EXERCISE :: Pull out every line below containing the word "studies".

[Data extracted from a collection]
▬▬▬▬▬▬▬▬▬▬
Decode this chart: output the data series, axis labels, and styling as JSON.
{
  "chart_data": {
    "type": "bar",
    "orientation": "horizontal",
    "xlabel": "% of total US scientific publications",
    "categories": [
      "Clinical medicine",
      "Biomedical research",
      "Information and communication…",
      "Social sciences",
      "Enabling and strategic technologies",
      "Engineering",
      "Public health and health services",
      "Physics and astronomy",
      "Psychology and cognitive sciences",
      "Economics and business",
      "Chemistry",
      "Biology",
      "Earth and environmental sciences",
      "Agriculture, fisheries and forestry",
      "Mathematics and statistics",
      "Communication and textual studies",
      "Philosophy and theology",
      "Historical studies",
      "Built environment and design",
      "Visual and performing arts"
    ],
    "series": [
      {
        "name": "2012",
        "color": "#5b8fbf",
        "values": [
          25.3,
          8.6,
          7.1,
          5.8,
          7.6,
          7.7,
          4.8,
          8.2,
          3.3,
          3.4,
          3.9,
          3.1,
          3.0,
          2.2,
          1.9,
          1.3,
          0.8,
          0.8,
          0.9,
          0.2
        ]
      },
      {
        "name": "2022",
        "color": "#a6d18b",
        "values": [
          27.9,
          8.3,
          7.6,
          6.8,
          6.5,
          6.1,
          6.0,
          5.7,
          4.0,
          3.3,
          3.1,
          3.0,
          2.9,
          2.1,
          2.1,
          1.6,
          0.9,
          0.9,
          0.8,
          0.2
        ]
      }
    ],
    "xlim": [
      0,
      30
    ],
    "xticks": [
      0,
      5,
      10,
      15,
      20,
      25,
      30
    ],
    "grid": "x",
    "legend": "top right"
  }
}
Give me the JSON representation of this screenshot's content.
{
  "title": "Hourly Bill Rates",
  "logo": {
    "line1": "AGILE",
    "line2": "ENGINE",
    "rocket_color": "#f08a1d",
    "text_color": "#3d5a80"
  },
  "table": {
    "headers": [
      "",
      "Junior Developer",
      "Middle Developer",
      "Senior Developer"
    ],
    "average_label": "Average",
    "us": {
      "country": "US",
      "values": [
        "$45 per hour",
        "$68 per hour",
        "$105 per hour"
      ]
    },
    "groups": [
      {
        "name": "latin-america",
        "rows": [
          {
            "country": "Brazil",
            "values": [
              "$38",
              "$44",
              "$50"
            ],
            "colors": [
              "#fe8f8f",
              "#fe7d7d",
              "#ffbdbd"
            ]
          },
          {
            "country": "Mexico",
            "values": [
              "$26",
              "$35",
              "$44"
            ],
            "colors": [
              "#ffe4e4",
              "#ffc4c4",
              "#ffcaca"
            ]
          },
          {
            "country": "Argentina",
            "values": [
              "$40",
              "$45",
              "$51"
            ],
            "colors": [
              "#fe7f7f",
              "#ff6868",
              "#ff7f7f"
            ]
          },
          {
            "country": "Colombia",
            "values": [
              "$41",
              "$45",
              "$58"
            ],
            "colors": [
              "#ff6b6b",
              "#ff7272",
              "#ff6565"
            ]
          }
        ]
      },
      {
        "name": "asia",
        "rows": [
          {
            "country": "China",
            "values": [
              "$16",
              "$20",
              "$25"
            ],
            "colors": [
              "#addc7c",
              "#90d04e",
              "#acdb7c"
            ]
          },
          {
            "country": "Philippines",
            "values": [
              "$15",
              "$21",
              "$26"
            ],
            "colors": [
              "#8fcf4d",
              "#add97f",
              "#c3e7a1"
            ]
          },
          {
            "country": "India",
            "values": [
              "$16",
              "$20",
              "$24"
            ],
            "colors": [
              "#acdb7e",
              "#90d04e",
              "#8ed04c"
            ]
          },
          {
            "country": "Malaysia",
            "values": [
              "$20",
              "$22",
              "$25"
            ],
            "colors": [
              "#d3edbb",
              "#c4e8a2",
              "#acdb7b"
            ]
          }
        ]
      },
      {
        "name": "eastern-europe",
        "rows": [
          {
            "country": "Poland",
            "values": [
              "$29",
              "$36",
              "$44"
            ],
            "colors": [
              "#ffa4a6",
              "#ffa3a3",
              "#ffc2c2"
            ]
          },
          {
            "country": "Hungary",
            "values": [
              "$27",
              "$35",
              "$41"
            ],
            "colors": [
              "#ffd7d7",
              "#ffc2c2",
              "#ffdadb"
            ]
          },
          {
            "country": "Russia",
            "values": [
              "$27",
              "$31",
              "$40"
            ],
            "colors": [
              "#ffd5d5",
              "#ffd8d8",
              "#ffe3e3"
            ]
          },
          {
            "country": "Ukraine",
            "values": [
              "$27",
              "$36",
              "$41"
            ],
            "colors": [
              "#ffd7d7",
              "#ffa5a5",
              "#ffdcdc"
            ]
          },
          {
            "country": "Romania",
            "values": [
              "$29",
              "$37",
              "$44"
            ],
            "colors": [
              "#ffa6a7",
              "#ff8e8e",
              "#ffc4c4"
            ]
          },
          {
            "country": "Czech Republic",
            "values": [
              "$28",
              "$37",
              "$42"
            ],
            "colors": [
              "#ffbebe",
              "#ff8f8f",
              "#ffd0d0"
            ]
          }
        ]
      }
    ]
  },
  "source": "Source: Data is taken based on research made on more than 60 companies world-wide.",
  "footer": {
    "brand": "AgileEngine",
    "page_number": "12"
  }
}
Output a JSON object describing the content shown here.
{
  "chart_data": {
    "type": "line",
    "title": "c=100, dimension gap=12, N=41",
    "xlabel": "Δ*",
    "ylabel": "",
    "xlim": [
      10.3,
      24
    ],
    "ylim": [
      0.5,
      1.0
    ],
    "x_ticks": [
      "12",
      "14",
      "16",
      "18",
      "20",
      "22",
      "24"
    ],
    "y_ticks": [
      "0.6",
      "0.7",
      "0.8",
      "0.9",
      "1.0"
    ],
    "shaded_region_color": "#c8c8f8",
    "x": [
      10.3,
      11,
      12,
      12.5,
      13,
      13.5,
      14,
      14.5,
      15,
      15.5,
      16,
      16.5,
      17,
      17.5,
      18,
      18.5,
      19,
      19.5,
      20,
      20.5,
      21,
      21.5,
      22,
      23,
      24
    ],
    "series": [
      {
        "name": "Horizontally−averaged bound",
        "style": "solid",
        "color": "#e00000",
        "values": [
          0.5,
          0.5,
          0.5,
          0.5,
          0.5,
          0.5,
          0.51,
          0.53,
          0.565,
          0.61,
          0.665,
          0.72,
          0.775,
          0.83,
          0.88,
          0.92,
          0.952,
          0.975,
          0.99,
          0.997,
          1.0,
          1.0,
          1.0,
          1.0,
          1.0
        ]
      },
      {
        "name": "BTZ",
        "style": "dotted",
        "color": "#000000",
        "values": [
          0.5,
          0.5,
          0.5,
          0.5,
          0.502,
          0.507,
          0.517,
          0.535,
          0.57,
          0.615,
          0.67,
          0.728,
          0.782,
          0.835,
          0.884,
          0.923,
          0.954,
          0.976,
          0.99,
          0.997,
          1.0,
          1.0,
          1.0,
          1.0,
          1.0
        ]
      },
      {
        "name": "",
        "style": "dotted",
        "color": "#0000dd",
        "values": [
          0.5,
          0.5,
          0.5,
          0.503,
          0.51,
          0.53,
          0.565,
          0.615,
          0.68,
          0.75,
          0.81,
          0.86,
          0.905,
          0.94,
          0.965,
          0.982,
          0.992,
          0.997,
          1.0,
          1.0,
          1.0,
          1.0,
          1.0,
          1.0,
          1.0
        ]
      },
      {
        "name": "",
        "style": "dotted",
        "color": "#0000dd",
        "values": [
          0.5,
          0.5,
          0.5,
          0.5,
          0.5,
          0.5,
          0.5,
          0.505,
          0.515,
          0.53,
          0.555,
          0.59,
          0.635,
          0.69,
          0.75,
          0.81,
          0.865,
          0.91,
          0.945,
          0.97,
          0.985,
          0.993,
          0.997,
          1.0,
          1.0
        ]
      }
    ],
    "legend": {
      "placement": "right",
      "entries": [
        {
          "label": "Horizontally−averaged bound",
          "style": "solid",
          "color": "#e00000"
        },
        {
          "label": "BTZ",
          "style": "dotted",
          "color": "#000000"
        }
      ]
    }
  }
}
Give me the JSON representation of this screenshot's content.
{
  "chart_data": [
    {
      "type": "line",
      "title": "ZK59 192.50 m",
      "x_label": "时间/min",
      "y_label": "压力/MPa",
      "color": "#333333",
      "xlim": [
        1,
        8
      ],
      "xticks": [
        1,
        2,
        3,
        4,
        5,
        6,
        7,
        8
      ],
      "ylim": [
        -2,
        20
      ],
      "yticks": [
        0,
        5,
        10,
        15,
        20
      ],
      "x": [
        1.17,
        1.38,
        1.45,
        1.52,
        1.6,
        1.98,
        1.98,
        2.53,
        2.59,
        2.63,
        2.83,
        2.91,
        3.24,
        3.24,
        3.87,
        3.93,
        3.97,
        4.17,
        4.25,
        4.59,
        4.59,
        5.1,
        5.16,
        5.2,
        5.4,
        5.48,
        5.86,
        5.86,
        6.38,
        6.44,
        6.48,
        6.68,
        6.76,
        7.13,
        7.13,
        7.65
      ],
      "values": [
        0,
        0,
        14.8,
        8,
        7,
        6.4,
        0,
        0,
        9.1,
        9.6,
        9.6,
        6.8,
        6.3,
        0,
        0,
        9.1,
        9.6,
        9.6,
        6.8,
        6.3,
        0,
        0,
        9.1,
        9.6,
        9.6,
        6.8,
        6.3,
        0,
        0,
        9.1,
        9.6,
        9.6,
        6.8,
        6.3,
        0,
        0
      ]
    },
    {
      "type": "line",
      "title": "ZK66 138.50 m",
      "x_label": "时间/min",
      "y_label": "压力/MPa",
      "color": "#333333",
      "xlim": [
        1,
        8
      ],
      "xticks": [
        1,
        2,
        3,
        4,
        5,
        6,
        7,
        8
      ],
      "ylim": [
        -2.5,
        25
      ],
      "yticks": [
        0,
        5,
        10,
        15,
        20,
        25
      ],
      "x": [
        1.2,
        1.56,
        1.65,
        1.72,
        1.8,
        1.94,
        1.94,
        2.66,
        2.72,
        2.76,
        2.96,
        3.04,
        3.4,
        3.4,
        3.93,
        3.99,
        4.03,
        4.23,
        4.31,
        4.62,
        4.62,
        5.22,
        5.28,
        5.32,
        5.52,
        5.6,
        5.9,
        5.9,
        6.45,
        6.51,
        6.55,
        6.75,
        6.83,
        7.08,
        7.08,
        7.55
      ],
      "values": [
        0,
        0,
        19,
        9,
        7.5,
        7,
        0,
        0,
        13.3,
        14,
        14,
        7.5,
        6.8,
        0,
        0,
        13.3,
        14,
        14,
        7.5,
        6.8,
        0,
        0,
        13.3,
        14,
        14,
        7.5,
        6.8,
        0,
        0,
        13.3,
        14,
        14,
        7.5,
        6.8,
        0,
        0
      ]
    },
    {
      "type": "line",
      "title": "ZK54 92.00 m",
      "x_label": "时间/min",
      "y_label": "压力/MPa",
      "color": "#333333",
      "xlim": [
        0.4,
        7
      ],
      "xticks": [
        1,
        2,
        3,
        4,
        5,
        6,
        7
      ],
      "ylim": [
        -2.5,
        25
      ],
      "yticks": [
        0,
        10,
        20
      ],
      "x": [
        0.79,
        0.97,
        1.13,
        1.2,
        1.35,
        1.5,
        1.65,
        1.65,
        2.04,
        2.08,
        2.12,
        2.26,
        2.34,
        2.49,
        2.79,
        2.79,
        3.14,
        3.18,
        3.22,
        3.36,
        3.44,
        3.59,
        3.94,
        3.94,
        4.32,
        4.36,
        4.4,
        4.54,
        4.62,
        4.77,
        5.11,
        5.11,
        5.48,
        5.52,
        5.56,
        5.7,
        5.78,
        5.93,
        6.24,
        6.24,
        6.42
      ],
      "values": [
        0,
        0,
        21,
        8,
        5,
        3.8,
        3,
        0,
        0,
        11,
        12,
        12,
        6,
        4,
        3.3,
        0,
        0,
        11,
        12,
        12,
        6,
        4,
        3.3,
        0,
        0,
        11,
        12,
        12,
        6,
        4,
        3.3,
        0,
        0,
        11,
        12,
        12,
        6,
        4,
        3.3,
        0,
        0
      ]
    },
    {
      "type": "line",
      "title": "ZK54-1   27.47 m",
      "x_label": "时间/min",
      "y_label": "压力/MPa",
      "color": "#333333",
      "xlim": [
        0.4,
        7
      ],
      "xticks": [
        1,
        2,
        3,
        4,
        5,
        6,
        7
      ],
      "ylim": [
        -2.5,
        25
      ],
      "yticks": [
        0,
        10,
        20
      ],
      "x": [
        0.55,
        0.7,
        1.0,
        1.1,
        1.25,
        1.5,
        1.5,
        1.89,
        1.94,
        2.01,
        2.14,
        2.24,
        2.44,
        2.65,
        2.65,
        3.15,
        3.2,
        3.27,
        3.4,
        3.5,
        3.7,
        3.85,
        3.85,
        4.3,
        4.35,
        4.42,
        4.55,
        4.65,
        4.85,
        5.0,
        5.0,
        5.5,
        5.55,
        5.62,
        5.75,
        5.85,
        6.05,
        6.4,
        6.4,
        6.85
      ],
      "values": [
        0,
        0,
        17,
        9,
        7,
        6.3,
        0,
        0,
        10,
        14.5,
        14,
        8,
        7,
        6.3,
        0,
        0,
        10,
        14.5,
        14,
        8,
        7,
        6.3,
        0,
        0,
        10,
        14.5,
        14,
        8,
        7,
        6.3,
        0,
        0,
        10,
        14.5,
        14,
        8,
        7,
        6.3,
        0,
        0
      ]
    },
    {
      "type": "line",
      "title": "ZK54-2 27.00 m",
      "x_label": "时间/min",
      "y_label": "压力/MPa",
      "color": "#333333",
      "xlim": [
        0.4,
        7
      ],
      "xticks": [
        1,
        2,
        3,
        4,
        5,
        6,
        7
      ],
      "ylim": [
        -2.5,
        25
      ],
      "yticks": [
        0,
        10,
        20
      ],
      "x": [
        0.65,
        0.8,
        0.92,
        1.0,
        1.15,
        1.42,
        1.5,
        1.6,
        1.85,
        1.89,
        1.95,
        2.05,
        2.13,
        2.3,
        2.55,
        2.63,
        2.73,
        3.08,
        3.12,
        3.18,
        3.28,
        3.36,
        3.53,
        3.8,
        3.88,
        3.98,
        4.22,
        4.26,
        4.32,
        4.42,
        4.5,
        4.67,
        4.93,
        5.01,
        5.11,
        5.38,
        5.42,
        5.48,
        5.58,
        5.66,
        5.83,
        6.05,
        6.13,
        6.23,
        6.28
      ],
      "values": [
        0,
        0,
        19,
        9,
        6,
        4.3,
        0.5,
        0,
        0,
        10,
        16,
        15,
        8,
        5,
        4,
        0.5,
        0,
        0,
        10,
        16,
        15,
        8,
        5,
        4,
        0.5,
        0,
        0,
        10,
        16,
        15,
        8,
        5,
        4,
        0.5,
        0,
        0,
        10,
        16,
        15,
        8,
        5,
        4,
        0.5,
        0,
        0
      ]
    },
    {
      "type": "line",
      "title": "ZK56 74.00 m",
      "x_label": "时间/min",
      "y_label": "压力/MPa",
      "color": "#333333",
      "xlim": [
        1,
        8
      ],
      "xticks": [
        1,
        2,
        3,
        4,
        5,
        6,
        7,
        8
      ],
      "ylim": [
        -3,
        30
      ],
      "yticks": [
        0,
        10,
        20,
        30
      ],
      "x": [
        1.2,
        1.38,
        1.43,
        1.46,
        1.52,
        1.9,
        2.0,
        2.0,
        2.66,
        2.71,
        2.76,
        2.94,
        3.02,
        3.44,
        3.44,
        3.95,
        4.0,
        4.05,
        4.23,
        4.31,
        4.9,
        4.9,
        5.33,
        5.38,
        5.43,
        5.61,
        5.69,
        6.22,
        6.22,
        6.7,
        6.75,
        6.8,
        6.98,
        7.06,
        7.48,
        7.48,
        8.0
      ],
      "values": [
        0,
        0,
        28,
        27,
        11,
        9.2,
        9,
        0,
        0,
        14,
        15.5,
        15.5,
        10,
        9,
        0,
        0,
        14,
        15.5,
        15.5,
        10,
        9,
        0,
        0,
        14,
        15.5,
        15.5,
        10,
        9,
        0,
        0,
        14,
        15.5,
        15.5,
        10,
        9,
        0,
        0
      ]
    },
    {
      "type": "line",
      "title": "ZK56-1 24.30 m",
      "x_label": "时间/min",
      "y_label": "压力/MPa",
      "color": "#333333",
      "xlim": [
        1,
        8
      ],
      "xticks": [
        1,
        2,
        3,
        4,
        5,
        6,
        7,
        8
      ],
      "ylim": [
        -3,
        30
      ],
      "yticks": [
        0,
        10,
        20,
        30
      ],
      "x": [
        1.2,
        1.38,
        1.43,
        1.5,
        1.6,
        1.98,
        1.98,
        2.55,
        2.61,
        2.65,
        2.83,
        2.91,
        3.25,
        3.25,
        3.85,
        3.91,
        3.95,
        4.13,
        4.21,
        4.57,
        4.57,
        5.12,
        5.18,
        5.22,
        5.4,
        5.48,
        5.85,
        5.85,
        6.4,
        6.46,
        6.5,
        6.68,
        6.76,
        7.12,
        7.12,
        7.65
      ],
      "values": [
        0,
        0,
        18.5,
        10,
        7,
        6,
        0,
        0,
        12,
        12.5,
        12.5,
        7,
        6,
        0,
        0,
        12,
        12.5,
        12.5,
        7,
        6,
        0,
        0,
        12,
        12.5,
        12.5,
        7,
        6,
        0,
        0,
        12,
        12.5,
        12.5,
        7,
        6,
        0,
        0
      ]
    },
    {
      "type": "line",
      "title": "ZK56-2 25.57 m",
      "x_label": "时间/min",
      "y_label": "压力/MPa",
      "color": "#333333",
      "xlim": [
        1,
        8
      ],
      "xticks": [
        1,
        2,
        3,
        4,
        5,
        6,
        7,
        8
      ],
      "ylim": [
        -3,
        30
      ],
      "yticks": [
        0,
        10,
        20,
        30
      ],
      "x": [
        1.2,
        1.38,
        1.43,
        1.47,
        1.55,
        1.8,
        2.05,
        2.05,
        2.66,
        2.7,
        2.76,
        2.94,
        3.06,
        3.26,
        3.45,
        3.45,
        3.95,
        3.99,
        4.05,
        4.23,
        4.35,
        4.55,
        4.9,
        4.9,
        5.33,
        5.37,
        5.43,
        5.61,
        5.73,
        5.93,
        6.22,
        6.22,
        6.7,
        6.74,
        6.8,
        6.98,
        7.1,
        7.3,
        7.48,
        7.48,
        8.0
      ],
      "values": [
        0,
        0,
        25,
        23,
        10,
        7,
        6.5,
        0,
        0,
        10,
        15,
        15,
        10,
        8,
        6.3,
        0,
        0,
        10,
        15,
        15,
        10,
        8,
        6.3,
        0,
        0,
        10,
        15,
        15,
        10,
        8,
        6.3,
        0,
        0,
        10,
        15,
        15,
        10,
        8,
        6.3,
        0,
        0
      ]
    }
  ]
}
▬▬▬▬▬▬▬▬▬▬
EXERCISE RESULT ::
      "Communication and textual studies",
      "Historical studies",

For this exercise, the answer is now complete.